- **Written problem**
What is needed here is an exact copy of every entry.

#### Records to process ####

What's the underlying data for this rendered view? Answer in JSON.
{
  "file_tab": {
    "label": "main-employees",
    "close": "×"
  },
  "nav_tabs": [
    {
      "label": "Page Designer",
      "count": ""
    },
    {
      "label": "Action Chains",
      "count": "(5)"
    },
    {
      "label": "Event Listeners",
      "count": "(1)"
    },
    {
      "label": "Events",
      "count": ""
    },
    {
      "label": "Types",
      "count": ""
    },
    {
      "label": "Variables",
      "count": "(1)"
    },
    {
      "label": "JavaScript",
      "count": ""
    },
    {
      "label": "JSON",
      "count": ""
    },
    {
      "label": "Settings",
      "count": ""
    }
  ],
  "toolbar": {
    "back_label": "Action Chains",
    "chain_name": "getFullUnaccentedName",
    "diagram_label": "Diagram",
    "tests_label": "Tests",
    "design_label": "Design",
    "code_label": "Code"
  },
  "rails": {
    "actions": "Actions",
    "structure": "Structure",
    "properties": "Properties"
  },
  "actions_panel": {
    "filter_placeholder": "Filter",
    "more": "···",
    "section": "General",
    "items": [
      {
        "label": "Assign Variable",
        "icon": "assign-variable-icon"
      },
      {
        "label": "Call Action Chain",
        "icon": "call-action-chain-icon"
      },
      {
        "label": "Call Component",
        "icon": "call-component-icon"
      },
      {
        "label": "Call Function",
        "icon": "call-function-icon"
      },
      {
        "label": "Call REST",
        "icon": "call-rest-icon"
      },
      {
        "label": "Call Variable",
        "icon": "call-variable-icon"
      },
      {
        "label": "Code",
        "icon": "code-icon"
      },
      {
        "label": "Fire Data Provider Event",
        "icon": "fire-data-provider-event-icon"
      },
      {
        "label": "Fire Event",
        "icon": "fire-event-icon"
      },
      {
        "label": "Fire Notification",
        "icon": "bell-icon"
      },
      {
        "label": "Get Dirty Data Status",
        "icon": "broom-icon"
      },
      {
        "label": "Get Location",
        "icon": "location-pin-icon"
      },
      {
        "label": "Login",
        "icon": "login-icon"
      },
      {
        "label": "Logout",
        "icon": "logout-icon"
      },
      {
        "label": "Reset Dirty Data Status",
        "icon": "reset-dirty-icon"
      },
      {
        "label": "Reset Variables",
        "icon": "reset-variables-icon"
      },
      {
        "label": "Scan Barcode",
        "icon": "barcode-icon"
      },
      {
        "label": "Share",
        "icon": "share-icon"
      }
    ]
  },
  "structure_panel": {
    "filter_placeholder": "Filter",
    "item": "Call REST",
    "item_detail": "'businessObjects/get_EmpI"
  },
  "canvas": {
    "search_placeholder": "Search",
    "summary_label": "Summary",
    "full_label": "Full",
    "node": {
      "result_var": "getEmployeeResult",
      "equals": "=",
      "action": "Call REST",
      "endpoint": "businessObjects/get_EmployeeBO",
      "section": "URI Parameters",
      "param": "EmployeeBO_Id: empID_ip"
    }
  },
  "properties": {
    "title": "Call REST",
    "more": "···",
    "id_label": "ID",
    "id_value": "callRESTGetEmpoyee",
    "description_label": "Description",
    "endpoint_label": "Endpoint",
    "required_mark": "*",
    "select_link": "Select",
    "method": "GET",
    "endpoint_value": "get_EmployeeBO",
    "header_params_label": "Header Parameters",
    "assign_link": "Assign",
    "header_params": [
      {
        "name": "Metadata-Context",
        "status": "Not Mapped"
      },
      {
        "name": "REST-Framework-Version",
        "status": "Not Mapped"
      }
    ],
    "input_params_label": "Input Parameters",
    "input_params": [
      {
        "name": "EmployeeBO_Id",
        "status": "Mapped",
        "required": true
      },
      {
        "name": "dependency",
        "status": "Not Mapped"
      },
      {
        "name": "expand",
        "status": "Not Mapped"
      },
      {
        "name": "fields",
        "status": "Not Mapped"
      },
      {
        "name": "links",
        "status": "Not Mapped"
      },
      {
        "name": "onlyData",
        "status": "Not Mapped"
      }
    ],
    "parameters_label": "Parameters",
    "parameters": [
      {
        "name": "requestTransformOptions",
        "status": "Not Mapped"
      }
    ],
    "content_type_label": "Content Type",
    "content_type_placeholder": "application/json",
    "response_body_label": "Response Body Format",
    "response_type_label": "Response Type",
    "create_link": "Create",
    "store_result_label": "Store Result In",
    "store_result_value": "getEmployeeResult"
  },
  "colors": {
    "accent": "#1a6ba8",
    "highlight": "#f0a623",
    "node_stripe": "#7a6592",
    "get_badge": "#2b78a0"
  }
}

####

- **Reply to the exercise**
What's the underlying data for this rendered view? Answer in JSON.
{
  "file_tab": {
    "label": "main-employees",
    "close": "×"
  },
  "nav_tabs": [
    {
      "label": "Page Designer",
      "count": ""
    },
    {
      "label": "Action Chains",
      "count": "(5)"
    },
    {
      "label": "Event Listeners",
      "count": "(1)"
    },
    {
      "label": "Events",
      "count": ""
    },
    {
      "label": "Types",
      "count": ""
    },
    {
      "label": "Variables",
      "count": "(1)"
    },
    {
      "label": "JavaScript",
      "count": ""
    },
    {
      "label": "JSON",
      "count": ""
    },
    {
      "label": "Settings",
      "count": ""
    }
  ],
  "toolbar": {
    "back_label": "Action Chains",
    "chain_name": "getFullUnaccentedName",
    "diagram_label": "Diagram",
    "tests_label": "Tests",
    "design_label": "Design",
    "code_label": "Code"
  },
  "rails": {
    "actions": "Actions",
    "structure": "Structure",
    "properties": "Properties"
  },
  "actions_panel": {
    "filter_placeholder": "Filter",
    "more": "···",
    "section": "General",
    "items": [
      {
        "label": "Assign Variable",
        "icon": "assign-variable-icon"
      },
      {
        "label": "Call Action Chain",
        "icon": "call-action-chain-icon"
      },
      {
        "label": "Call Component",
        "icon": "call-component-icon"
      },
      {
        "label": "Call Function",
        "icon": "call-function-icon"
      },
      {
        "label": "Call REST",
        "icon": "call-rest-icon"
      },
      {
        "label": "Call Variable",
        "icon": "call-variable-icon"
      },
      {
        "label": "Code",
        "icon": "code-icon"
      },
      {
        "label": "Fire Data Provider Event",
        "icon": "fire-data-provider-event-icon"
      },
      {
        "label": "Fire Event",
        "icon": "fire-event-icon"
      },
      {
        "label": "Fire Notification",
        "icon": "bell-icon"
      },
      {
        "label": "Get Dirty Data Status",
        "icon": "broom-icon"
      },
      {
        "label": "Get Location",
        "icon": "location-pin-icon"
      },
      {
        "label": "Login",
        "icon": "login-icon"
      },
      {
        "label": "Logout",
        "icon": "logout-icon"
      },
      {
        "label": "Reset Dirty Data Status",
        "icon": "reset-dirty-icon"
      },
      {
        "label": "Reset Variables",
        "icon": "reset-variables-icon"
      },
      {
        "label": "Scan Barcode",
        "icon": "barcode-icon"
      },
      {
        "label": "Share",
        "icon": "share-icon"
      }
    ]
  },
  "structure_panel": {
    "filter_placeholder": "Filter",
    "item": "Call REST",
    "item_detail": "'businessObjects/get_EmpI"
  },
  "canvas": {
    "search_placeholder": "Search",
    "summary_label": "Summary",
    "full_label": "Full",
    "node": {
      "result_var": "getEmployeeResult",
      "equals": "=",
      "action": "Call REST",
      "endpoint": "businessObjects/get_EmployeeBO",
      "section": "URI Parameters",
      "param": "EmployeeBO_Id: empID_ip"
    }
  },
  "properties": {
    "title": "Call REST",
    "more": "···",
    "id_label": "ID",
    "id_value": "callRESTGetEmpoyee",
    "description_label": "Description",
    "endpoint_label": "Endpoint",
    "required_mark": "*",
    "select_link": "Select",
    "method": "GET",
    "endpoint_value": "get_EmployeeBO",
    "header_params_label": "Header Parameters",
    "assign_link": "Assign",
    "header_params": [
      {
        "name": "Metadata-Context",
        "status": "Not Mapped"
      },
      {
        "name": "REST-Framework-Version",
        "status": "Not Mapped"
      }
    ],
    "input_params_label": "Input Parameters",
    "input_params": [
      {
        "name": "EmployeeBO_Id",
        "status": "Mapped",
        "required": true
      },
      {
        "name": "dependency",
        "status": "Not Mapped"
      },
      {
        "name": "expand",
        "status": "Not Mapped"
      },
      {
        "name": "fields",
        "status": "Not Mapped"
      },
      {
        "name": "links",
        "status": "Not Mapped"
      },
      {
        "name": "onlyData",
        "status": "Not Mapped"
      }
    ],
    "parameters_label": "Parameters",
    "parameters": [
      {
        "name": "requestTransformOptions",
        "status": "Not Mapped"
      }
    ],
    "content_type_label": "Content Type",
    "content_type_placeholder": "application/json",
    "response_body_label": "Response Body Format",
    "response_type_label": "Response Type",
    "create_link": "Create",
    "store_result_label": "Store Result In",
    "store_result_value": "getEmployeeResult"
  },
  "colors": {
    "accent": "#1a6ba8",
    "highlight": "#f0a623",
    "node_stripe": "#7a6592",
    "get_badge": "#2b78a0"
  }
}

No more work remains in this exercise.